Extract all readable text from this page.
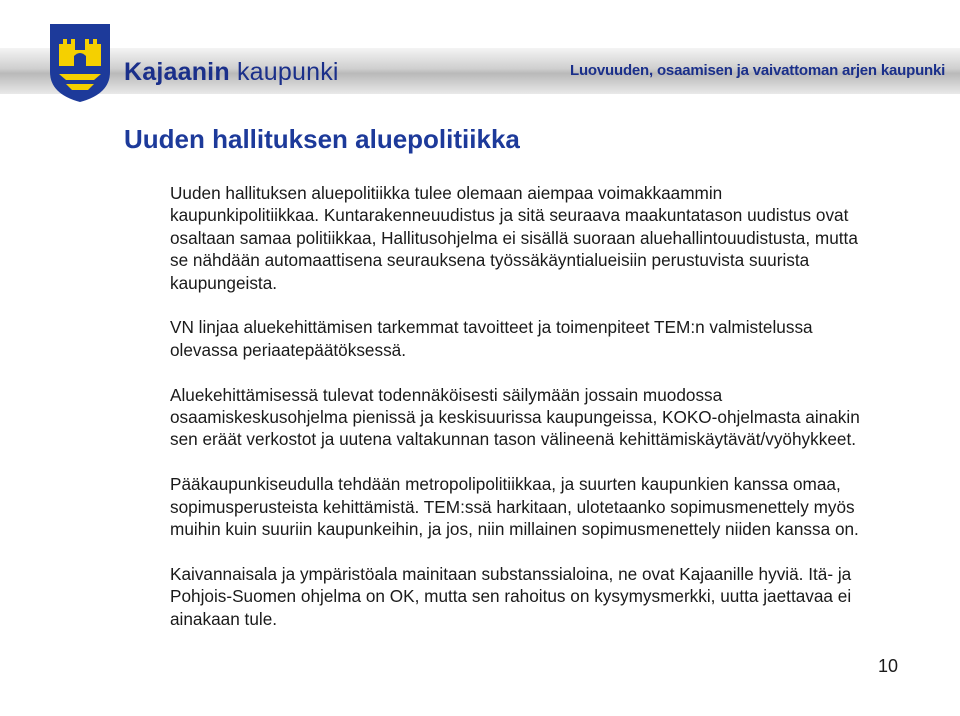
Kajaanin kaupunki	Luovuuden, osaamisen ja vaivattoman arjen kaupunki
Uuden hallituksen aluepolitiikka

Uuden hallituksen aluepolitiikka tulee olemaan aiempaa voimakkaammin kaupunkipolitiikkaa. Kuntarakenneuudistus ja sitä seuraava maakuntatason uudistus ovat osaltaan samaa politiikkaa, Hallitusohjelma ei sisällä suoraan aluehallintouudistusta, mutta se nähdään automaattisena seurauksena työssäkäyntialueisiin perustuvista suurista kaupungeista.

VN linjaa aluekehittämisen tarkemmat tavoitteet ja toimenpiteet TEM:n valmistelussa olevassa periaatepäätöksessä.

Aluekehittämisessä tulevat todennäköisesti säilymään jossain muodossa osaamiskeskusohjelma pienissä ja keskisuurissa kaupungeissa, KOKO-ohjelmasta ainakin sen eräät verkostot ja uutena valtakunnan tason välineenä kehittämiskäytävät/vyöhykkeet.

Pääkaupunkiseudulla tehdään metropolipolitiikkaa, ja suurten kaupunkien kanssa omaa, sopimusperusteista kehittämistä. TEM:ssä harkitaan, ulotetaanko sopimusmenettely myös muihin kuin suuriin kaupunkeihin, ja jos, niin millainen sopimusmenettely niiden kanssa on.

Kaivannaisala ja ympäristöala mainitaan substanssialoina, ne ovat Kajaanille hyviä. Itä- ja Pohjois-Suomen ohjelma on OK, mutta sen rahoitus on kysymysmerkki, uutta jaettavaa ei ainakaan tule.

10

== GOAL OF THE EXERCISE ==
Transcribe each entry above exactly, apart from the pictures.

== FINAL RESULT ==
Extract all readable text from this page.
Kajaanin kaupunki	Luovuuden, osaamisen ja vaivattoman arjen kaupunki
Uuden hallituksen aluepolitiikka

Uuden hallituksen aluepolitiikka tulee olemaan aiempaa voimakkaammin kaupunkipolitiikkaa. Kuntarakenneuudistus ja sitä seuraava maakuntatason uudistus ovat osaltaan samaa politiikkaa, Hallitusohjelma ei sisällä suoraan aluehallintouudistusta, mutta se nähdään automaattisena seurauksena työssäkäyntialueisiin perustuvista suurista kaupungeista.

VN linjaa aluekehittämisen tarkemmat tavoitteet ja toimenpiteet TEM:n valmistelussa olevassa periaatepäätöksessä.

Aluekehittämisessä tulevat todennäköisesti säilymään jossain muodossa osaamiskeskusohjelma pienissä ja keskisuurissa kaupungeissa, KOKO-ohjelmasta ainakin sen eräät verkostot ja uutena valtakunnan tason välineenä kehittämiskäytävät/vyöhykkeet.

Pääkaupunkiseudulla tehdään metropolipolitiikkaa, ja suurten kaupunkien kanssa omaa, sopimusperusteista kehittämistä. TEM:ssä harkitaan, ulotetaanko sopimusmenettely myös muihin kuin suuriin kaupunkeihin, ja jos, niin millainen sopimusmenettely niiden kanssa on.

Kaivannaisala ja ympäristöala mainitaan substanssialoina, ne ovat Kajaanille hyviä. Itä- ja Pohjois-Suomen ohjelma on OK, mutta sen rahoitus on kysymysmerkki, uutta jaettavaa ei ainakaan tule.

10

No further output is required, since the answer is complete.